== MATERIAL FOR THE TASK ==
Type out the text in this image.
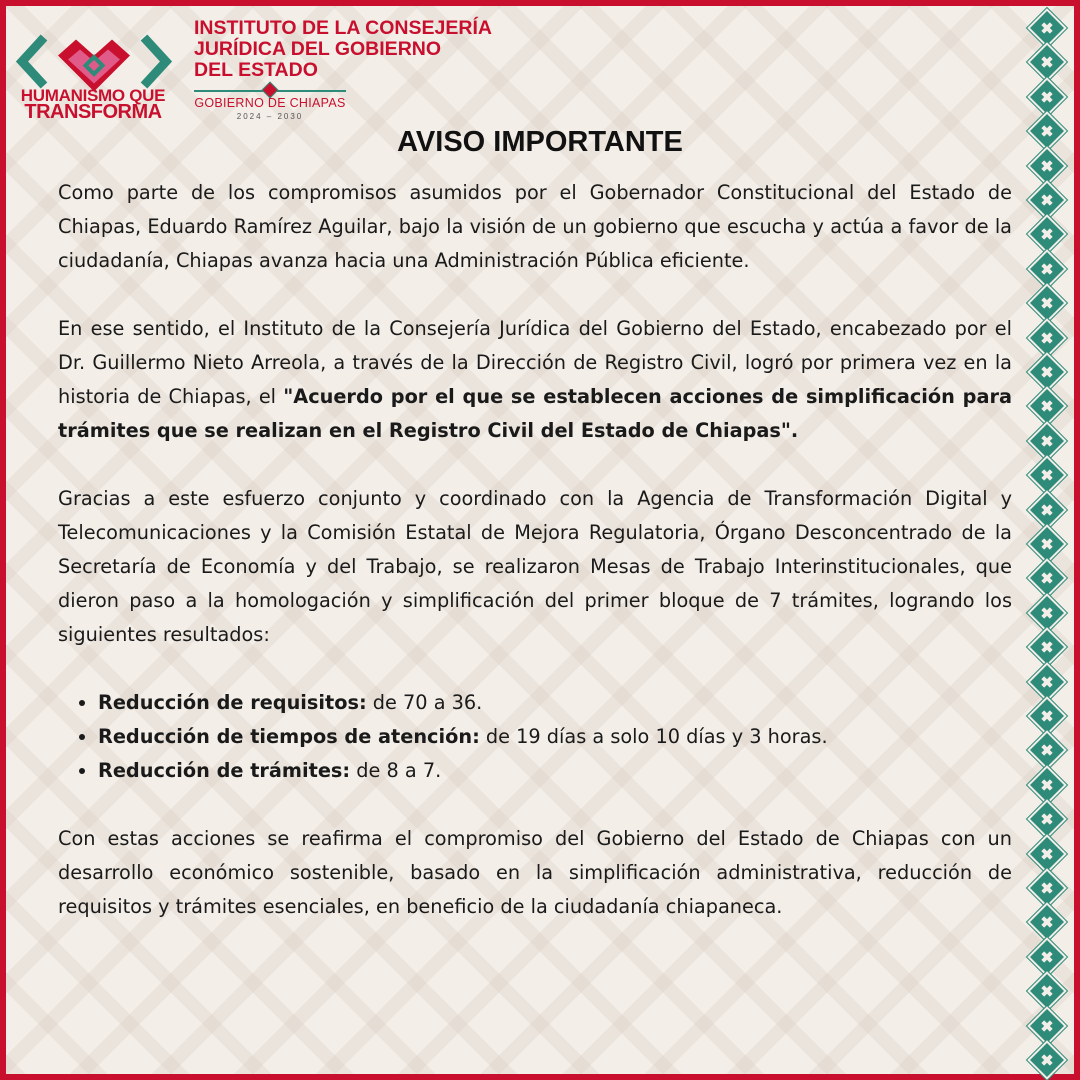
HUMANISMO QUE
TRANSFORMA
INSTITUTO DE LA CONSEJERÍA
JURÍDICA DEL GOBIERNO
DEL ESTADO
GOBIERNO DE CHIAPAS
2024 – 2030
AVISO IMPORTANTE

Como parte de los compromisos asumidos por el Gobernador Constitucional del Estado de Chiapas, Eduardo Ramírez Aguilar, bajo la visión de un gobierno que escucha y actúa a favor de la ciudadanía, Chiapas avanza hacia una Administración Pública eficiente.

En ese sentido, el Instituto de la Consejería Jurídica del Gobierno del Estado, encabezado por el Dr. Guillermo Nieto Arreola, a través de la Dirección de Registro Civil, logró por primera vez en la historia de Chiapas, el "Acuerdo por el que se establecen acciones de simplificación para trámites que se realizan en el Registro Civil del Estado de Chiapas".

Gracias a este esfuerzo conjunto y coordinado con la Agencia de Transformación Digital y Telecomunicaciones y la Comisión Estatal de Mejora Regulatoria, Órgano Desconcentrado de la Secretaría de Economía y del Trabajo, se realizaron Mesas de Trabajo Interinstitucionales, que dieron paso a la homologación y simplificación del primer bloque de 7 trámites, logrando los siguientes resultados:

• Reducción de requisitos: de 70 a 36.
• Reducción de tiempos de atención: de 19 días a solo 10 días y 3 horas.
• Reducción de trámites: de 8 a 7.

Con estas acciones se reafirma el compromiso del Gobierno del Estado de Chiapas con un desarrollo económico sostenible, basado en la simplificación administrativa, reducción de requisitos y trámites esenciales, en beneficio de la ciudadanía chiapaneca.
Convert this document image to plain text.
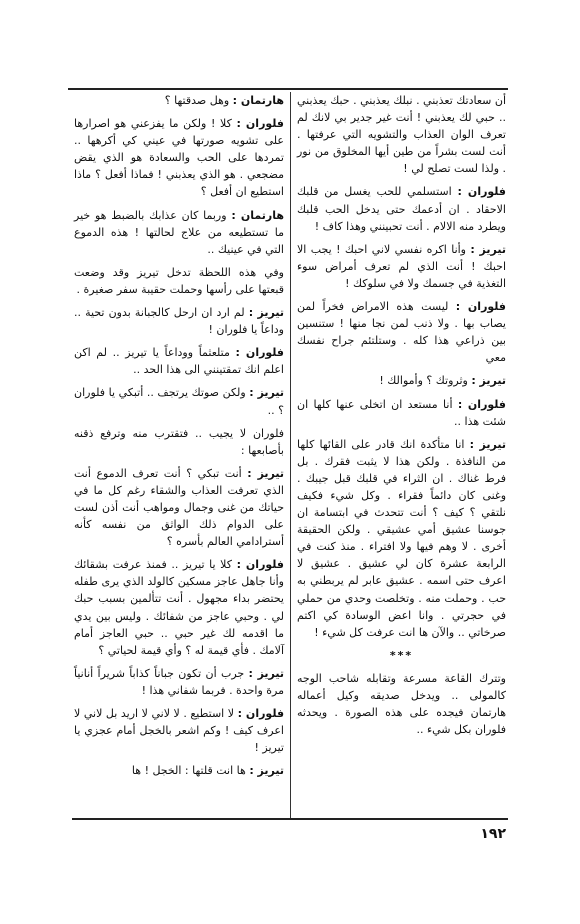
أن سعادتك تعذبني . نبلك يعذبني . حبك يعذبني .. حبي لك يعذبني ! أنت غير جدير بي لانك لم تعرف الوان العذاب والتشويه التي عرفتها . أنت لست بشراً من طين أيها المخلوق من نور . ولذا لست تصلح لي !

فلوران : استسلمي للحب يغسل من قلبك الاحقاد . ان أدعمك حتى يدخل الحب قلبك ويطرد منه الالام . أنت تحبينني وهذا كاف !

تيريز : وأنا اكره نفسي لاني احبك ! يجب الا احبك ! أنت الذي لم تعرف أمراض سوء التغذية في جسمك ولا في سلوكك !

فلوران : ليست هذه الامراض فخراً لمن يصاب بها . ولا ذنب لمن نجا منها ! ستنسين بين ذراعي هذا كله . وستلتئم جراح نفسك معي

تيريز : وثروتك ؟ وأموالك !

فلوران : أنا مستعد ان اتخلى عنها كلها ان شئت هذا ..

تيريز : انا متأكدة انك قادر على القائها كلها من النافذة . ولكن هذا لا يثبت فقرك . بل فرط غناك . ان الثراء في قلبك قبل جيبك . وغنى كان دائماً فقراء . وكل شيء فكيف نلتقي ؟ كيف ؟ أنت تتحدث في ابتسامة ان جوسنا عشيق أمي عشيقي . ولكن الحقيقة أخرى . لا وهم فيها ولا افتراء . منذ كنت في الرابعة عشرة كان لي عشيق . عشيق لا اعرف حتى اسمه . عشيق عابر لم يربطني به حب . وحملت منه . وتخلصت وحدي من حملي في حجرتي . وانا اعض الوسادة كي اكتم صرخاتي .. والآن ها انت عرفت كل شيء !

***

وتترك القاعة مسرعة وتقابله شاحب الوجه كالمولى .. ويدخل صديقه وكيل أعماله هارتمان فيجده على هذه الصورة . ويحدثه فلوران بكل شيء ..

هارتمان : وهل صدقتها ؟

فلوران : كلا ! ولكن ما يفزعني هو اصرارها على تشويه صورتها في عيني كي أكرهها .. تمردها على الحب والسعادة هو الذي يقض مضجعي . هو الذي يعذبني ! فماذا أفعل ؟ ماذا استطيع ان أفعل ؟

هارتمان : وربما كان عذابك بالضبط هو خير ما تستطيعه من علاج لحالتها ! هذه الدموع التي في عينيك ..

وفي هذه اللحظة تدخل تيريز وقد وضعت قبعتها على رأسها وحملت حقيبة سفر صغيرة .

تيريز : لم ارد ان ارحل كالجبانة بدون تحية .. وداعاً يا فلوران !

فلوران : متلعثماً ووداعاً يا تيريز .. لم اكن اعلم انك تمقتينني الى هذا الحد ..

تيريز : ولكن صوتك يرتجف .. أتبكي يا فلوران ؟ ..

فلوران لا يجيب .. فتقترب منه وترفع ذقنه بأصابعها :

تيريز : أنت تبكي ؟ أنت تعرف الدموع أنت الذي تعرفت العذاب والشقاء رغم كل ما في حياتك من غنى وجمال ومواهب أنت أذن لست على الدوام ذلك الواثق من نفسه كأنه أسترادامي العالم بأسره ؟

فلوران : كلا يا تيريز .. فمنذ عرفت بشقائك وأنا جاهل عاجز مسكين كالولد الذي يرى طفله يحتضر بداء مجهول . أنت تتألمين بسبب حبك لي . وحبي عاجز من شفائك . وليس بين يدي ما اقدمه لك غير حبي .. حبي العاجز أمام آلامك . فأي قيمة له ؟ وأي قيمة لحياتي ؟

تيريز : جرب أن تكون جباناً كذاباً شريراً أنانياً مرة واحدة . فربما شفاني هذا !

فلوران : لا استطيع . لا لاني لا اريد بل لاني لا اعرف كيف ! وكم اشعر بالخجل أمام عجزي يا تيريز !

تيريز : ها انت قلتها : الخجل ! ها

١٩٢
===
## WHAT IS ASKED
Leave out every line without the string "العذاب" and copy the rest.

## FULL RESPONSE
أن سعادتك تعذبني . نبلك يعذبني . حبك يعذبني .. حبي لك يعذبني ! أنت غير جدير بي لانك لم تعرف الوان العذاب والتشويه التي عرفتها . أنت لست بشراً من طين أيها المخلوق من نور . ولذا لست تصلح لي !
تيريز : أنت تبكي ؟ أنت تعرف الدموع أنت الذي تعرفت العذاب والشقاء رغم كل ما في حياتك من غنى وجمال ومواهب أنت أذن لست على الدوام ذلك الواثق من نفسه كأنه أسترادامي العالم بأسره ؟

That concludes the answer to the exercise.